What the exercise asks:
Transcribe the listing exactly, leaving out every picture.

Saved entries
========================

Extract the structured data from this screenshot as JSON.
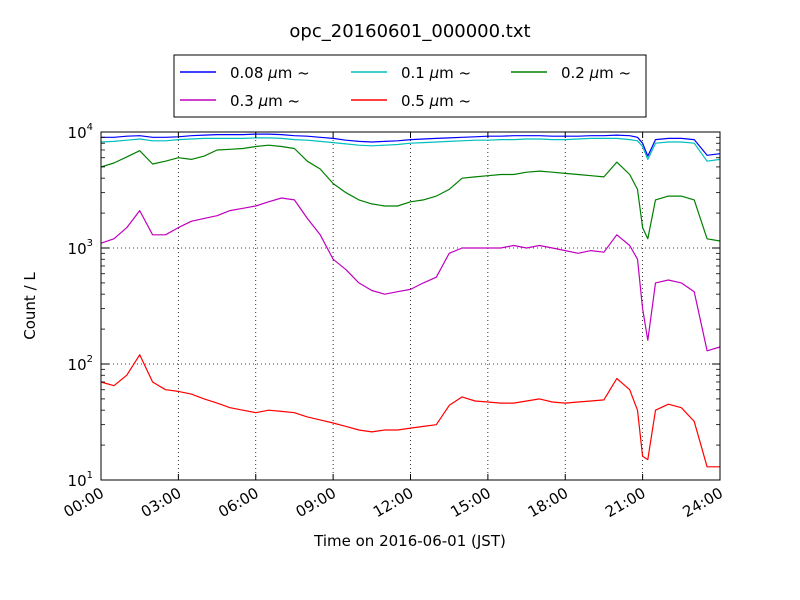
{
  "chart_data": {
    "type": "line",
    "title": "opc_20160601_000000.txt",
    "xlabel": "Time on 2016-06-01 (JST)",
    "ylabel": "Count / L",
    "x_unit": "hours",
    "xlim": [
      0,
      24
    ],
    "ylim": [
      10,
      10000
    ],
    "yscale": "log",
    "grid": true,
    "legend_position": "top-center, above plot, 3 columns",
    "x_ticks": [
      "00:00",
      "03:00",
      "06:00",
      "09:00",
      "12:00",
      "15:00",
      "18:00",
      "21:00",
      "24:00"
    ],
    "y_ticks": [
      {
        "value": 10,
        "base": "10",
        "exp": "1"
      },
      {
        "value": 100,
        "base": "10",
        "exp": "2"
      },
      {
        "value": 1000,
        "base": "10",
        "exp": "3"
      },
      {
        "value": 10000,
        "base": "10",
        "exp": "4"
      }
    ],
    "x": [
      0,
      0.5,
      1,
      1.5,
      2,
      2.5,
      3,
      3.5,
      4,
      4.5,
      5,
      5.5,
      6,
      6.5,
      7,
      7.5,
      8,
      8.5,
      9,
      9.5,
      10,
      10.5,
      11,
      11.5,
      12,
      12.5,
      13,
      13.5,
      14,
      14.5,
      15,
      15.5,
      16,
      16.5,
      17,
      17.5,
      18,
      18.5,
      19,
      19.5,
      20,
      20.5,
      20.8,
      21,
      21.2,
      21.5,
      22,
      22.5,
      23,
      23.5,
      24
    ],
    "series": [
      {
        "name": "0.08 μm ~",
        "label": "0.08 ",
        "color": "#0000ff",
        "values": [
          9000,
          9000,
          9200,
          9300,
          9000,
          9000,
          9100,
          9300,
          9400,
          9500,
          9500,
          9500,
          9600,
          9600,
          9500,
          9300,
          9200,
          9000,
          8800,
          8500,
          8300,
          8200,
          8300,
          8400,
          8600,
          8700,
          8800,
          8900,
          9000,
          9100,
          9200,
          9200,
          9300,
          9300,
          9300,
          9200,
          9200,
          9200,
          9300,
          9300,
          9400,
          9300,
          9000,
          8000,
          6200,
          8600,
          8800,
          8800,
          8600,
          6300,
          6500
        ]
      },
      {
        "name": "0.1 μm ~",
        "label": "0.1 ",
        "color": "#00bfbf",
        "values": [
          8200,
          8300,
          8500,
          8700,
          8400,
          8400,
          8600,
          8700,
          8800,
          8800,
          8800,
          8800,
          8900,
          8900,
          8800,
          8600,
          8500,
          8300,
          8100,
          7900,
          7700,
          7600,
          7700,
          7800,
          8000,
          8100,
          8200,
          8300,
          8400,
          8500,
          8500,
          8600,
          8600,
          8700,
          8700,
          8600,
          8600,
          8700,
          8800,
          8800,
          8800,
          8600,
          8400,
          7500,
          5800,
          8000,
          8200,
          8200,
          8000,
          5600,
          5800
        ]
      },
      {
        "name": "0.2 μm ~",
        "label": "0.2 ",
        "color": "#008000",
        "values": [
          5000,
          5400,
          6100,
          6900,
          5300,
          5600,
          6000,
          5800,
          6200,
          7000,
          7100,
          7200,
          7500,
          7700,
          7500,
          7200,
          5600,
          4800,
          3600,
          3000,
          2600,
          2400,
          2300,
          2300,
          2500,
          2600,
          2800,
          3200,
          4000,
          4100,
          4200,
          4300,
          4300,
          4500,
          4600,
          4500,
          4400,
          4300,
          4200,
          4100,
          5500,
          4300,
          3200,
          1500,
          1200,
          2600,
          2800,
          2800,
          2600,
          1200,
          1150
        ]
      },
      {
        "name": "0.3 μm ~",
        "label": "0.3 ",
        "color": "#bf00bf",
        "values": [
          1100,
          1200,
          1500,
          2100,
          1300,
          1300,
          1500,
          1700,
          1800,
          1900,
          2100,
          2200,
          2300,
          2500,
          2700,
          2600,
          1800,
          1300,
          800,
          650,
          500,
          430,
          400,
          420,
          440,
          500,
          560,
          900,
          1000,
          1000,
          1000,
          1000,
          1050,
          1000,
          1050,
          1000,
          950,
          900,
          950,
          920,
          1300,
          1050,
          800,
          300,
          160,
          500,
          530,
          500,
          420,
          130,
          140
        ]
      },
      {
        "name": "0.5 μm ~",
        "label": "0.5 ",
        "color": "#ff0000",
        "values": [
          70,
          65,
          80,
          120,
          70,
          60,
          58,
          55,
          50,
          46,
          42,
          40,
          38,
          40,
          39,
          38,
          35,
          33,
          31,
          29,
          27,
          26,
          27,
          27,
          28,
          29,
          30,
          44,
          52,
          48,
          47,
          46,
          46,
          48,
          50,
          47,
          46,
          47,
          48,
          49,
          75,
          60,
          40,
          16,
          15,
          40,
          45,
          42,
          32,
          13,
          13
        ]
      }
    ]
  }
}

========================

Response to the task:
Extract the structured data from this screenshot as JSON.
{
  "chart_data": {
    "type": "line",
    "title": "opc_20160601_000000.txt",
    "xlabel": "Time on 2016-06-01 (JST)",
    "ylabel": "Count / L",
    "x_unit": "hours",
    "xlim": [
      0,
      24
    ],
    "ylim": [
      10,
      10000
    ],
    "yscale": "log",
    "grid": true,
    "legend_position": "top-center, above plot, 3 columns",
    "x_ticks": [
      "00:00",
      "03:00",
      "06:00",
      "09:00",
      "12:00",
      "15:00",
      "18:00",
      "21:00",
      "24:00"
    ],
    "y_ticks": [
      {
        "value": 10,
        "base": "10",
        "exp": "1"
      },
      {
        "value": 100,
        "base": "10",
        "exp": "2"
      },
      {
        "value": 1000,
        "base": "10",
        "exp": "3"
      },
      {
        "value": 10000,
        "base": "10",
        "exp": "4"
      }
    ],
    "x": [
      0,
      0.5,
      1,
      1.5,
      2,
      2.5,
      3,
      3.5,
      4,
      4.5,
      5,
      5.5,
      6,
      6.5,
      7,
      7.5,
      8,
      8.5,
      9,
      9.5,
      10,
      10.5,
      11,
      11.5,
      12,
      12.5,
      13,
      13.5,
      14,
      14.5,
      15,
      15.5,
      16,
      16.5,
      17,
      17.5,
      18,
      18.5,
      19,
      19.5,
      20,
      20.5,
      20.8,
      21,
      21.2,
      21.5,
      22,
      22.5,
      23,
      23.5,
      24
    ],
    "series": [
      {
        "name": "0.08 μm ~",
        "label": "0.08 ",
        "color": "#0000ff",
        "values": [
          9000,
          9000,
          9200,
          9300,
          9000,
          9000,
          9100,
          9300,
          9400,
          9500,
          9500,
          9500,
          9600,
          9600,
          9500,
          9300,
          9200,
          9000,
          8800,
          8500,
          8300,
          8200,
          8300,
          8400,
          8600,
          8700,
          8800,
          8900,
          9000,
          9100,
          9200,
          9200,
          9300,
          9300,
          9300,
          9200,
          9200,
          9200,
          9300,
          9300,
          9400,
          9300,
          9000,
          8000,
          6200,
          8600,
          8800,
          8800,
          8600,
          6300,
          6500
        ]
      },
      {
        "name": "0.1 μm ~",
        "label": "0.1 ",
        "color": "#00bfbf",
        "values": [
          8200,
          8300,
          8500,
          8700,
          8400,
          8400,
          8600,
          8700,
          8800,
          8800,
          8800,
          8800,
          8900,
          8900,
          8800,
          8600,
          8500,
          8300,
          8100,
          7900,
          7700,
          7600,
          7700,
          7800,
          8000,
          8100,
          8200,
          8300,
          8400,
          8500,
          8500,
          8600,
          8600,
          8700,
          8700,
          8600,
          8600,
          8700,
          8800,
          8800,
          8800,
          8600,
          8400,
          7500,
          5800,
          8000,
          8200,
          8200,
          8000,
          5600,
          5800
        ]
      },
      {
        "name": "0.2 μm ~",
        "label": "0.2 ",
        "color": "#008000",
        "values": [
          5000,
          5400,
          6100,
          6900,
          5300,
          5600,
          6000,
          5800,
          6200,
          7000,
          7100,
          7200,
          7500,
          7700,
          7500,
          7200,
          5600,
          4800,
          3600,
          3000,
          2600,
          2400,
          2300,
          2300,
          2500,
          2600,
          2800,
          3200,
          4000,
          4100,
          4200,
          4300,
          4300,
          4500,
          4600,
          4500,
          4400,
          4300,
          4200,
          4100,
          5500,
          4300,
          3200,
          1500,
          1200,
          2600,
          2800,
          2800,
          2600,
          1200,
          1150
        ]
      },
      {
        "name": "0.3 μm ~",
        "label": "0.3 ",
        "color": "#bf00bf",
        "values": [
          1100,
          1200,
          1500,
          2100,
          1300,
          1300,
          1500,
          1700,
          1800,
          1900,
          2100,
          2200,
          2300,
          2500,
          2700,
          2600,
          1800,
          1300,
          800,
          650,
          500,
          430,
          400,
          420,
          440,
          500,
          560,
          900,
          1000,
          1000,
          1000,
          1000,
          1050,
          1000,
          1050,
          1000,
          950,
          900,
          950,
          920,
          1300,
          1050,
          800,
          300,
          160,
          500,
          530,
          500,
          420,
          130,
          140
        ]
      },
      {
        "name": "0.5 μm ~",
        "label": "0.5 ",
        "color": "#ff0000",
        "values": [
          70,
          65,
          80,
          120,
          70,
          60,
          58,
          55,
          50,
          46,
          42,
          40,
          38,
          40,
          39,
          38,
          35,
          33,
          31,
          29,
          27,
          26,
          27,
          27,
          28,
          29,
          30,
          44,
          52,
          48,
          47,
          46,
          46,
          48,
          50,
          47,
          46,
          47,
          48,
          49,
          75,
          60,
          40,
          16,
          15,
          40,
          45,
          42,
          32,
          13,
          13
        ]
      }
    ]
  }
}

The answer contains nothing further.